Item position entries:
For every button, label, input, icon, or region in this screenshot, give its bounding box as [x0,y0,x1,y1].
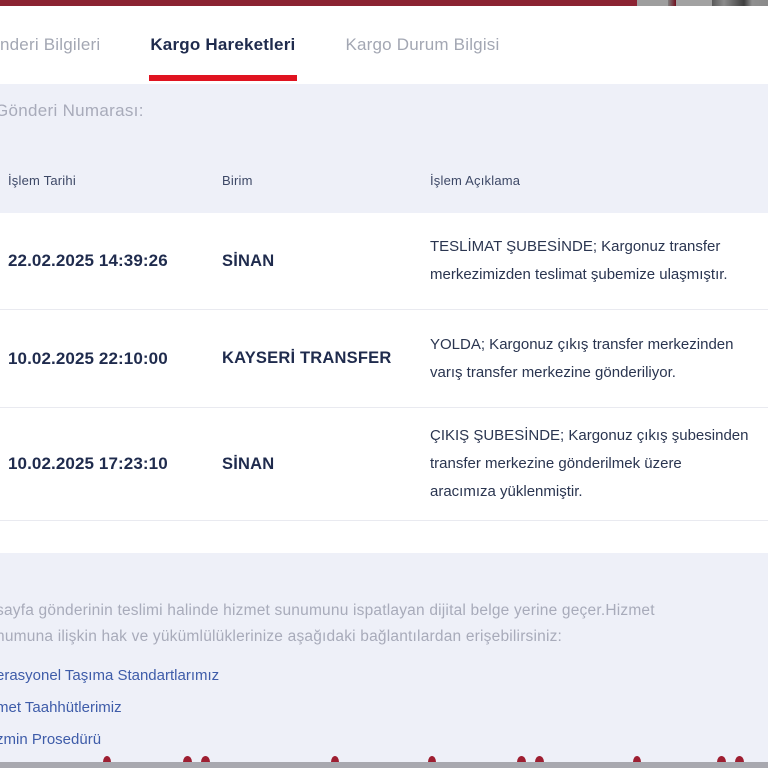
tab-kargo-durum-bilgisi[interactable]: Kargo Durum Bilgisi [345,6,499,84]
cargo-tracking-page: nderi Bilgileri Kargo Hareketleri Kargo … [0,0,768,768]
tab-kargo-hareketleri-label: Kargo Hareketleri [150,35,296,54]
shipment-info-band: Gönderi Numarası: İşlem Tarihi Birim İşl… [0,84,768,213]
cell-islem-tarihi: 10.02.2025 22:10:00 [8,348,168,368]
column-header-birim: Birim [222,173,253,188]
cell-birim: SİNAN [222,251,275,270]
disclaimer-line-1: sayfa gönderinin teslimi halinde hizmet … [0,602,655,619]
cell-islem-aciklama: TESLİMAT ŞUBESİNDE; Kargonuz transfer me… [430,238,728,283]
cell-islem-aciklama: ÇIKIŞ ŞUBESİNDE; Kargonuz çıkış şubesind… [430,427,749,500]
column-header-islem-tarihi: İşlem Tarihi [8,173,76,188]
link-tazmin-proseduru[interactable]: zmin Prosedürü [0,731,101,748]
footer-section: sayfa gönderinin teslimi halinde hizmet … [0,553,768,768]
column-header-islem-aciklama: İşlem Açıklama [430,173,521,188]
tab-gonderi-bilgileri[interactable]: nderi Bilgileri [0,6,100,84]
footer-links: erasyonel Taşıma Standartlarımız met Taa… [0,667,768,748]
cell-islem-aciklama: YOLDA; Kargonuz çıkış transfer merkezind… [430,335,734,381]
table-bottom-spacer [0,521,768,553]
cell-birim: SİNAN [222,454,275,473]
link-taahhutlerimiz[interactable]: met Taahhütlerimiz [0,699,122,716]
link-tasima-standartlarimiz[interactable]: erasyonel Taşıma Standartlarımız [0,667,219,684]
table-row: 10.02.2025 17:23:10 SİNAN ÇIKIŞ ŞUBESİND… [0,408,768,521]
bottom-gray-bar [0,762,768,768]
table-header-row: İşlem Tarihi Birim İşlem Açıklama [0,173,768,213]
disclaimer-line-2: numuna ilişkin hak ve yükümlülüklerinize… [0,628,563,645]
tab-bar: nderi Bilgileri Kargo Hareketleri Kargo … [0,6,768,84]
cell-islem-tarihi: 22.02.2025 14:39:26 [8,251,168,270]
cell-islem-tarihi: 10.02.2025 17:23:10 [8,454,168,473]
active-tab-underline [149,75,298,81]
cell-birim: KAYSERİ TRANSFER [222,349,392,367]
tab-kargo-hareketleri[interactable]: Kargo Hareketleri [149,6,298,84]
shipment-number-label: Gönderi Numarası: [0,101,144,120]
table-row: 22.02.2025 14:39:26 SİNAN TESLİMAT ŞUBES… [0,213,768,310]
table-row: 10.02.2025 22:10:00 KAYSERİ TRANSFER YOL… [0,310,768,408]
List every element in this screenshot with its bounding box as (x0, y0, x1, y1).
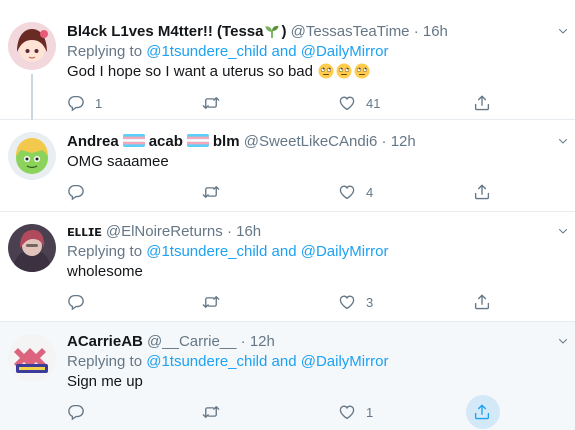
separator-dot: · (240, 333, 246, 350)
like-icon (338, 183, 356, 201)
tweet-text-content: God I hope so I want a uterus so bad (67, 63, 313, 80)
replying-label: Replying to (67, 353, 143, 370)
replying-to: Replying to @1tsundere_child and @DailyM… (67, 42, 545, 62)
author-name[interactable]: ACarrieAB (67, 333, 143, 350)
reply-count: 1 (95, 95, 103, 111)
author-handle[interactable]: @TessasTeaTime (291, 23, 410, 40)
reply-button[interactable]: 1 (67, 93, 102, 113)
share-button[interactable] (473, 292, 491, 312)
retweet-icon (202, 403, 220, 421)
share-icon (473, 94, 491, 112)
mention-link[interactable]: @DailyMirror (301, 43, 389, 60)
thread-line (31, 74, 33, 120)
replying-label: Replying to (67, 243, 143, 260)
trans-flag-emoji (123, 134, 145, 147)
reply-button[interactable] (67, 402, 95, 422)
author-name[interactable]: ᴇʟʟɪᴇ (67, 223, 102, 240)
caret-down-icon[interactable] (557, 225, 569, 237)
share-icon (473, 293, 491, 311)
caret-down-icon[interactable] (557, 335, 569, 347)
share-button[interactable] (473, 402, 491, 422)
and-label: and (271, 243, 297, 260)
caret-down-icon[interactable] (557, 25, 569, 37)
and-label: and (271, 43, 297, 60)
avatar[interactable] (8, 132, 56, 180)
reply-button[interactable] (67, 292, 95, 312)
and-label: and (271, 353, 297, 370)
like-button[interactable]: 4 (338, 182, 373, 202)
mention-link[interactable]: @1tsundere_child (146, 243, 267, 260)
timestamp[interactable]: 12h (250, 333, 275, 350)
author-handle[interactable]: @__Carrie__ (147, 333, 236, 350)
like-icon (338, 94, 356, 112)
author-name[interactable]: Bl4ck L1ves M4tter!! (Tessa (67, 23, 263, 40)
retweet-icon (202, 293, 220, 311)
tweet-text: Sign me up (67, 373, 143, 390)
timestamp[interactable]: 16h (236, 223, 261, 240)
separator-dot: · (413, 23, 419, 40)
like-count: 3 (366, 294, 374, 310)
author-name-part[interactable]: blm (213, 133, 240, 150)
like-button[interactable]: 3 (338, 292, 373, 312)
separator-dot: · (381, 133, 387, 150)
author-name-suffix: ) (281, 23, 287, 40)
like-icon (338, 293, 356, 311)
reply-icon (67, 183, 85, 201)
avatar[interactable] (8, 334, 56, 382)
rolling-eyes-emoji (354, 63, 370, 79)
share-button[interactable] (473, 93, 491, 113)
mention-link[interactable]: @DailyMirror (301, 243, 389, 260)
retweet-icon (202, 183, 220, 201)
like-button[interactable]: 1 (338, 402, 373, 422)
reply-button[interactable] (67, 182, 95, 202)
separator-dot: · (226, 223, 232, 240)
like-icon (338, 403, 356, 421)
tweet-item[interactable]: ᴇʟʟɪᴇ @ElNoireReturns · 16h Replying to … (0, 212, 575, 322)
avatar[interactable] (8, 224, 56, 272)
mention-link[interactable]: @DailyMirror (301, 353, 389, 370)
author-handle[interactable]: @ElNoireReturns (106, 223, 223, 240)
retweet-button[interactable] (202, 93, 230, 113)
mention-link[interactable]: @1tsundere_child (146, 353, 267, 370)
retweet-button[interactable] (202, 182, 230, 202)
seedling-emoji (264, 23, 280, 39)
share-icon (473, 183, 491, 201)
rolling-eyes-emoji (318, 63, 334, 79)
tweet-text: wholesome (67, 263, 143, 280)
reply-icon (67, 403, 85, 421)
retweet-button[interactable] (202, 292, 230, 312)
author-handle[interactable]: @SweetLikeCAndi6 (244, 133, 378, 150)
like-count: 1 (366, 404, 374, 420)
avatar[interactable] (8, 22, 56, 70)
author-name[interactable]: Andrea (67, 133, 119, 150)
replying-to: Replying to @1tsundere_child and @DailyM… (67, 352, 545, 372)
rolling-eyes-emoji (336, 63, 352, 79)
like-button[interactable]: 41 (338, 93, 380, 113)
caret-down-icon[interactable] (557, 135, 569, 147)
retweet-button[interactable] (202, 402, 230, 422)
reply-icon (67, 94, 85, 112)
like-count: 41 (366, 95, 381, 111)
tweet-text: God I hope so I want a uterus so bad (67, 62, 545, 82)
like-count: 4 (366, 184, 374, 200)
author-name-part[interactable]: acab (149, 133, 183, 150)
timestamp[interactable]: 12h (391, 133, 416, 150)
tweet-text: OMG saaamee (67, 153, 169, 170)
retweet-icon (202, 94, 220, 112)
timestamp[interactable]: 16h (423, 23, 448, 40)
share-icon (473, 403, 491, 421)
replying-to: Replying to @1tsundere_child and @DailyM… (67, 242, 545, 262)
replying-label: Replying to (67, 43, 143, 60)
tweet-item[interactable]: ACarrieAB @__Carrie__ · 12h Replying to … (0, 322, 575, 430)
tweet-item[interactable]: Andrea acab blm @SweetLikeCAndi6 · 12h OMG… (0, 120, 575, 212)
tweet-item[interactable]: Bl4ck L1ves M4tter!! (Tessa) @TessasTeaT… (0, 0, 575, 120)
reply-icon (67, 293, 85, 311)
trans-flag-emoji (187, 134, 209, 147)
share-button[interactable] (473, 182, 491, 202)
mention-link[interactable]: @1tsundere_child (146, 43, 267, 60)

Task goal — In the lines from the one containing "separator-dot: · (240, 333, 246, 350)" through the one containing "reply-button[interactable]: 1 (67, 93, 102, 113)", inclusive, replace "Replying to" with "In reply to" and leave everything else unchanged. Reproduce only those lines.

Written response —
separator-dot: · (240, 333, 246, 350)
like-icon (338, 183, 356, 201)
tweet-text-content: God I hope so I want a uterus so bad (67, 63, 313, 80)
replying-label: In reply to (67, 353, 143, 370)
replying-to: In reply to @1tsundere_child and @DailyM… (67, 42, 545, 62)
author-name[interactable]: ACarrieAB (67, 333, 143, 350)
reply-count: 1 (95, 95, 103, 111)
author-handle[interactable]: @TessasTeaTime (291, 23, 410, 40)
reply-button[interactable]: 1 (67, 93, 102, 113)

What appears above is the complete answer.